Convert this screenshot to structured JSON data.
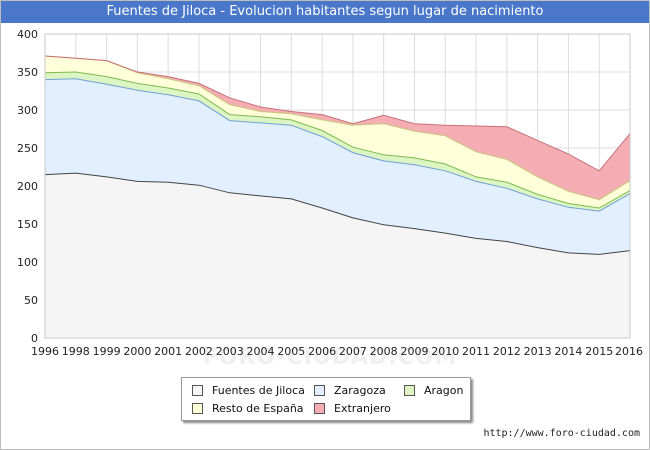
{
  "title": "Fuentes de Jiloca - Evolucion habitantes segun lugar de nacimiento",
  "watermark": "FORO-CIUDAD.COM",
  "source": "http://www.foro-ciudad.com",
  "colors": {
    "title_bg": "#4a77c9",
    "fuentes": "#f5f5f5",
    "zaragoza": "#e1efff",
    "aragon": "#ddf5c2",
    "resto": "#ffffd9",
    "extranjero": "#f4adb2"
  },
  "chart_data": {
    "type": "area",
    "stacked": true,
    "x": [
      "1996",
      "1998",
      "1999",
      "2000",
      "2001",
      "2002",
      "2003",
      "2004",
      "2005",
      "2006",
      "2007",
      "2008",
      "2009",
      "2010",
      "2011",
      "2012",
      "2013",
      "2014",
      "2015",
      "2016"
    ],
    "ylim": [
      0,
      400
    ],
    "yticks": [
      0,
      50,
      100,
      150,
      200,
      250,
      300,
      350,
      400
    ],
    "grid": true,
    "legend_position": "bottom",
    "series": [
      {
        "name": "Fuentes de Jiloca",
        "color": "#f5f5f5",
        "line": "#444444",
        "values": [
          215,
          217,
          212,
          206,
          205,
          201,
          191,
          187,
          183,
          171,
          158,
          149,
          144,
          138,
          131,
          127,
          119,
          112,
          110,
          115
        ]
      },
      {
        "name": "Zaragoza",
        "color": "#e1efff",
        "line": "#6fa0d6",
        "values": [
          125,
          124,
          122,
          120,
          115,
          111,
          95,
          96,
          97,
          94,
          86,
          84,
          84,
          82,
          75,
          70,
          64,
          60,
          57,
          75
        ]
      },
      {
        "name": "Aragon",
        "color": "#ddf5c2",
        "line": "#7dbb4f",
        "values": [
          9,
          9,
          10,
          9,
          9,
          9,
          8,
          8,
          7,
          8,
          7,
          8,
          9,
          9,
          6,
          8,
          6,
          5,
          4,
          4
        ]
      },
      {
        "name": "Resto de España",
        "color": "#ffffd9",
        "line": "#c8c880",
        "values": [
          22,
          18,
          21,
          14,
          12,
          11,
          13,
          7,
          8,
          14,
          29,
          41,
          35,
          37,
          33,
          30,
          23,
          16,
          11,
          13
        ]
      },
      {
        "name": "Extranjero",
        "color": "#f4adb2",
        "line": "#c8707a",
        "values": [
          0,
          0,
          0,
          1,
          3,
          3,
          9,
          6,
          3,
          7,
          2,
          11,
          10,
          14,
          34,
          43,
          48,
          49,
          38,
          62
        ]
      }
    ]
  }
}
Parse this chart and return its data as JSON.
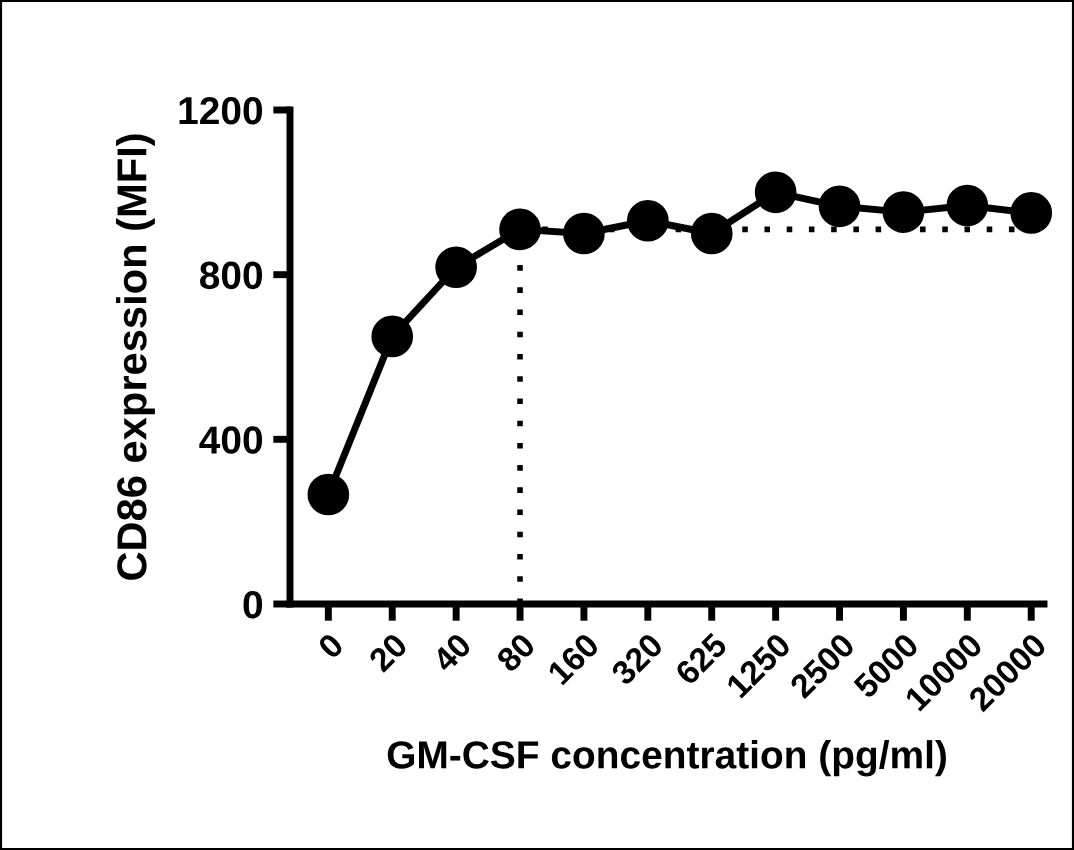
{
  "chart_data": {
    "type": "line",
    "xlabel": "GM-CSF concentration (pg/ml)",
    "ylabel": "CD86 expression (MFI)",
    "categories": [
      "0",
      "20",
      "40",
      "80",
      "160",
      "320",
      "625",
      "1250",
      "2500",
      "5000",
      "10000",
      "20000"
    ],
    "series": [
      {
        "color": "#000000",
        "values": [
          266,
          650,
          818,
          910,
          900,
          931,
          900,
          1000,
          966,
          952,
          968,
          950
        ]
      }
    ],
    "ylim": [
      0,
      1200
    ],
    "yticks": [
      0,
      400,
      800,
      1200
    ],
    "marker": "circle",
    "line_style": "solid",
    "grid": false,
    "ref_lines": [
      {
        "axis": "x",
        "value": "80",
        "line_style": "dotted",
        "color": "#000000"
      },
      {
        "axis": "y",
        "value": 910,
        "line_style": "dotted",
        "color": "#000000"
      }
    ]
  }
}
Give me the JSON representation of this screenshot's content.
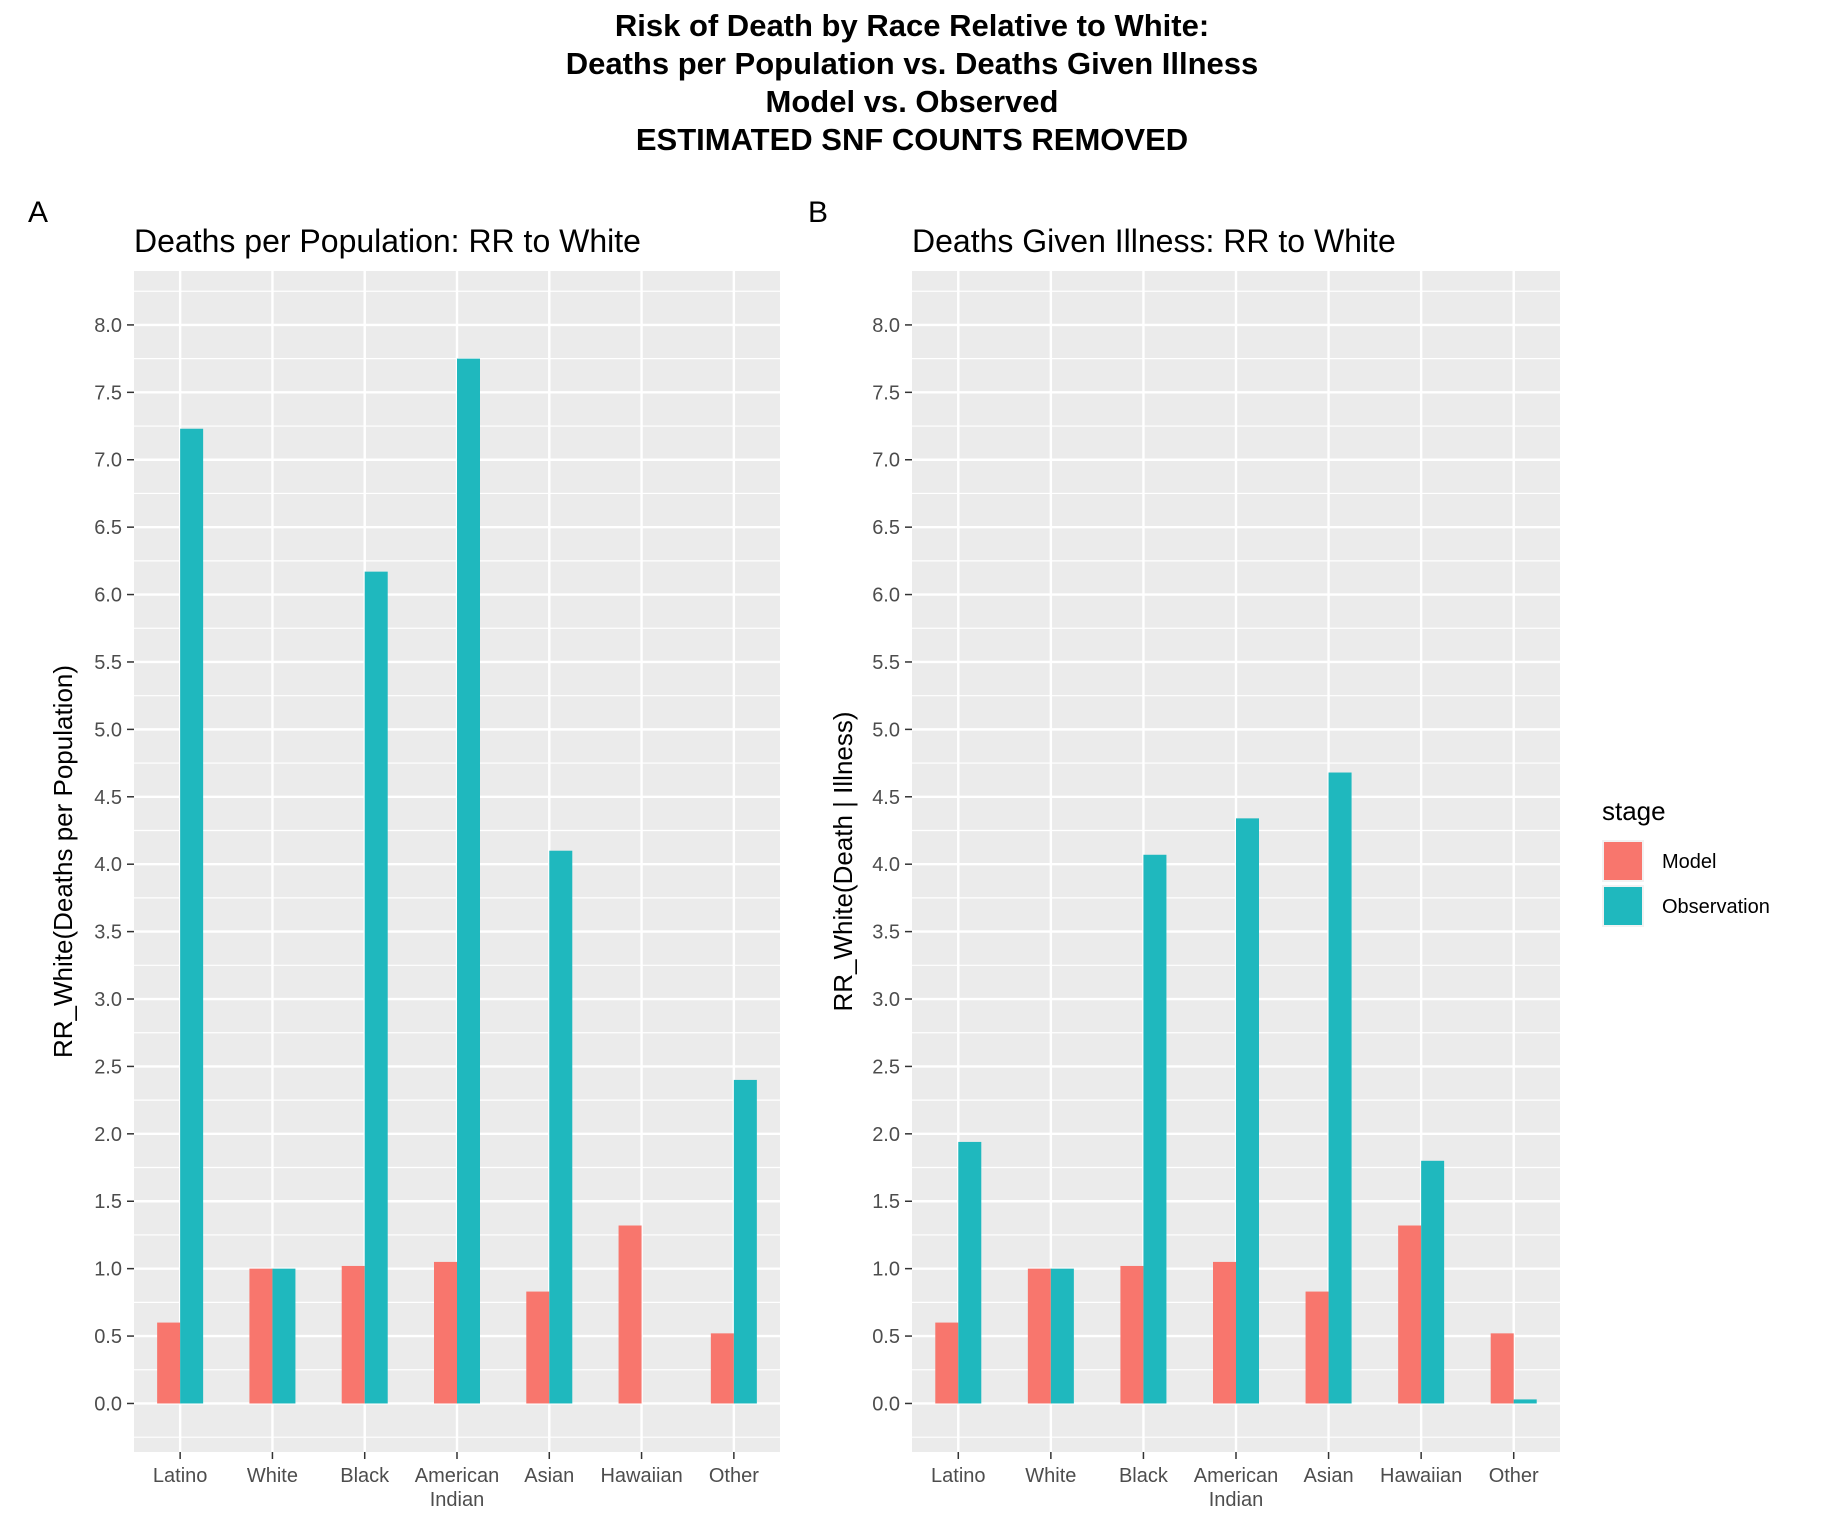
{
  "title_lines": [
    "Risk of Death by Race Relative to White:",
    "Deaths per Population vs. Deaths Given Illness",
    "Model vs. Observed",
    "ESTIMATED SNF COUNTS REMOVED"
  ],
  "colors": {
    "Model": "#F8766D",
    "Observation": "#1FB8BE",
    "panel_bg": "#EBEBEB",
    "grid": "#FFFFFF"
  },
  "legend": {
    "title": "stage",
    "placement": "right",
    "items": [
      "Model",
      "Observation"
    ]
  },
  "chart_data": [
    {
      "tag": "A",
      "type": "bar",
      "title": "Deaths per Population: RR to White",
      "xlabel": "",
      "ylabel": "RR_White(Deaths per Population)",
      "categories": [
        [
          "Latino"
        ],
        [
          "White"
        ],
        [
          "Black"
        ],
        [
          "American",
          "Indian"
        ],
        [
          "Asian"
        ],
        [
          "Hawaiian"
        ],
        [
          "Other"
        ]
      ],
      "series": [
        {
          "name": "Model",
          "values": [
            0.6,
            1.0,
            1.02,
            1.05,
            0.83,
            1.32,
            0.52
          ]
        },
        {
          "name": "Observation",
          "values": [
            7.23,
            1.0,
            6.17,
            7.75,
            4.1,
            null,
            2.4
          ]
        }
      ],
      "ylim": [
        -0.36,
        8.4
      ],
      "yticks": [
        0.0,
        0.5,
        1.0,
        1.5,
        2.0,
        2.5,
        3.0,
        3.5,
        4.0,
        4.5,
        5.0,
        5.5,
        6.0,
        6.5,
        7.0,
        7.5,
        8.0
      ],
      "ytick_labels": [
        "0.0",
        "0.5",
        "1.0",
        "1.5",
        "2.0",
        "2.5",
        "3.0",
        "3.5",
        "4.0",
        "4.5",
        "5.0",
        "5.5",
        "6.0",
        "6.5",
        "7.0",
        "7.5",
        "8.0"
      ],
      "grid": true
    },
    {
      "tag": "B",
      "type": "bar",
      "title": "Deaths Given Illness: RR to White",
      "xlabel": "",
      "ylabel": "RR_White(Death | Illness)",
      "categories": [
        [
          "Latino"
        ],
        [
          "White"
        ],
        [
          "Black"
        ],
        [
          "American",
          "Indian"
        ],
        [
          "Asian"
        ],
        [
          "Hawaiian"
        ],
        [
          "Other"
        ]
      ],
      "series": [
        {
          "name": "Model",
          "values": [
            0.6,
            1.0,
            1.02,
            1.05,
            0.83,
            1.32,
            0.52
          ]
        },
        {
          "name": "Observation",
          "values": [
            1.94,
            1.0,
            4.07,
            4.34,
            4.68,
            1.8,
            0.03
          ]
        }
      ],
      "ylim": [
        -0.36,
        8.4
      ],
      "yticks": [
        0.0,
        0.5,
        1.0,
        1.5,
        2.0,
        2.5,
        3.0,
        3.5,
        4.0,
        4.5,
        5.0,
        5.5,
        6.0,
        6.5,
        7.0,
        7.5,
        8.0
      ],
      "ytick_labels": [
        "0.0",
        "0.5",
        "1.0",
        "1.5",
        "2.0",
        "2.5",
        "3.0",
        "3.5",
        "4.0",
        "4.5",
        "5.0",
        "5.5",
        "6.0",
        "6.5",
        "7.0",
        "7.5",
        "8.0"
      ],
      "grid": true
    }
  ]
}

→ **What you have to do**: Retype each record exactly as it stands, but do not include the pictures.

→ **Written solution**:
Convert this screenshot to structured JSON data.
{
  "title": "Fuentes de Jiloca - Evolucion habitantes segun lugar de nacimiento",
  "watermark": "FORO-CIUDAD.COM",
  "source": "http://www.foro-ciudad.com",
  "colors": {
    "title_bg": "#4a77c9",
    "fuentes": "#f5f5f5",
    "zaragoza": "#e1efff",
    "aragon": "#ddf5c2",
    "resto": "#ffffd9",
    "extranjero": "#f4adb2"
  },
  "chart_data": {
    "type": "area",
    "stacked": true,
    "x": [
      "1996",
      "1998",
      "1999",
      "2000",
      "2001",
      "2002",
      "2003",
      "2004",
      "2005",
      "2006",
      "2007",
      "2008",
      "2009",
      "2010",
      "2011",
      "2012",
      "2013",
      "2014",
      "2015",
      "2016"
    ],
    "ylim": [
      0,
      400
    ],
    "yticks": [
      0,
      50,
      100,
      150,
      200,
      250,
      300,
      350,
      400
    ],
    "grid": true,
    "legend_position": "bottom",
    "series": [
      {
        "name": "Fuentes de Jiloca",
        "color": "#f5f5f5",
        "line": "#444444",
        "values": [
          215,
          217,
          212,
          206,
          205,
          201,
          191,
          187,
          183,
          171,
          158,
          149,
          144,
          138,
          131,
          127,
          119,
          112,
          110,
          115
        ]
      },
      {
        "name": "Zaragoza",
        "color": "#e1efff",
        "line": "#6fa0d6",
        "values": [
          125,
          124,
          122,
          120,
          115,
          111,
          95,
          96,
          97,
          94,
          86,
          84,
          84,
          82,
          75,
          70,
          64,
          60,
          57,
          75
        ]
      },
      {
        "name": "Aragon",
        "color": "#ddf5c2",
        "line": "#7dbb4f",
        "values": [
          9,
          9,
          10,
          9,
          9,
          9,
          8,
          8,
          7,
          8,
          7,
          8,
          9,
          9,
          6,
          8,
          6,
          5,
          4,
          4
        ]
      },
      {
        "name": "Resto de España",
        "color": "#ffffd9",
        "line": "#c8c880",
        "values": [
          22,
          18,
          21,
          14,
          12,
          11,
          13,
          7,
          8,
          14,
          29,
          41,
          35,
          37,
          33,
          30,
          23,
          16,
          11,
          13
        ]
      },
      {
        "name": "Extranjero",
        "color": "#f4adb2",
        "line": "#c8707a",
        "values": [
          0,
          0,
          0,
          1,
          3,
          3,
          9,
          6,
          3,
          7,
          2,
          11,
          10,
          14,
          34,
          43,
          48,
          49,
          38,
          62
        ]
      }
    ]
  }
}
Parse this chart and return its data as JSON.
{
  "chart_data": {
    "type": "line",
    "xlabel": "GM-CSF concentration (pg/ml)",
    "ylabel": "CD86 expression (MFI)",
    "categories": [
      "0",
      "20",
      "40",
      "80",
      "160",
      "320",
      "625",
      "1250",
      "2500",
      "5000",
      "10000",
      "20000"
    ],
    "series": [
      {
        "color": "#000000",
        "values": [
          266,
          650,
          818,
          910,
          900,
          931,
          900,
          1000,
          966,
          952,
          968,
          950
        ]
      }
    ],
    "ylim": [
      0,
      1200
    ],
    "yticks": [
      0,
      400,
      800,
      1200
    ],
    "marker": "circle",
    "line_style": "solid",
    "grid": false,
    "ref_lines": [
      {
        "axis": "x",
        "value": "80",
        "line_style": "dotted",
        "color": "#000000"
      },
      {
        "axis": "y",
        "value": 910,
        "line_style": "dotted",
        "color": "#000000"
      }
    ]
  }
}
Give me the JSON representation of this screenshot's content.
{
  "title_lines": [
    "Risk of Death by Race Relative to White:",
    "Deaths per Population vs. Deaths Given Illness",
    "Model vs. Observed",
    "ESTIMATED SNF COUNTS REMOVED"
  ],
  "colors": {
    "Model": "#F8766D",
    "Observation": "#1FB8BE",
    "panel_bg": "#EBEBEB",
    "grid": "#FFFFFF"
  },
  "legend": {
    "title": "stage",
    "placement": "right",
    "items": [
      "Model",
      "Observation"
    ]
  },
  "chart_data": [
    {
      "tag": "A",
      "type": "bar",
      "title": "Deaths per Population: RR to White",
      "xlabel": "",
      "ylabel": "RR_White(Deaths per Population)",
      "categories": [
        [
          "Latino"
        ],
        [
          "White"
        ],
        [
          "Black"
        ],
        [
          "American",
          "Indian"
        ],
        [
          "Asian"
        ],
        [
          "Hawaiian"
        ],
        [
          "Other"
        ]
      ],
      "series": [
        {
          "name": "Model",
          "values": [
            0.6,
            1.0,
            1.02,
            1.05,
            0.83,
            1.32,
            0.52
          ]
        },
        {
          "name": "Observation",
          "values": [
            7.23,
            1.0,
            6.17,
            7.75,
            4.1,
            null,
            2.4
          ]
        }
      ],
      "ylim": [
        -0.36,
        8.4
      ],
      "yticks": [
        0.0,
        0.5,
        1.0,
        1.5,
        2.0,
        2.5,
        3.0,
        3.5,
        4.0,
        4.5,
        5.0,
        5.5,
        6.0,
        6.5,
        7.0,
        7.5,
        8.0
      ],
      "ytick_labels": [
        "0.0",
        "0.5",
        "1.0",
        "1.5",
        "2.0",
        "2.5",
        "3.0",
        "3.5",
        "4.0",
        "4.5",
        "5.0",
        "5.5",
        "6.0",
        "6.5",
        "7.0",
        "7.5",
        "8.0"
      ],
      "grid": true
    },
    {
      "tag": "B",
      "type": "bar",
      "title": "Deaths Given Illness: RR to White",
      "xlabel": "",
      "ylabel": "RR_White(Death | Illness)",
      "categories": [
        [
          "Latino"
        ],
        [
          "White"
        ],
        [
          "Black"
        ],
        [
          "American",
          "Indian"
        ],
        [
          "Asian"
        ],
        [
          "Hawaiian"
        ],
        [
          "Other"
        ]
      ],
      "series": [
        {
          "name": "Model",
          "values": [
            0.6,
            1.0,
            1.02,
            1.05,
            0.83,
            1.32,
            0.52
          ]
        },
        {
          "name": "Observation",
          "values": [
            1.94,
            1.0,
            4.07,
            4.34,
            4.68,
            1.8,
            0.03
          ]
        }
      ],
      "ylim": [
        -0.36,
        8.4
      ],
      "yticks": [
        0.0,
        0.5,
        1.0,
        1.5,
        2.0,
        2.5,
        3.0,
        3.5,
        4.0,
        4.5,
        5.0,
        5.5,
        6.0,
        6.5,
        7.0,
        7.5,
        8.0
      ],
      "ytick_labels": [
        "0.0",
        "0.5",
        "1.0",
        "1.5",
        "2.0",
        "2.5",
        "3.0",
        "3.5",
        "4.0",
        "4.5",
        "5.0",
        "5.5",
        "6.0",
        "6.5",
        "7.0",
        "7.5",
        "8.0"
      ],
      "grid": true
    }
  ]
}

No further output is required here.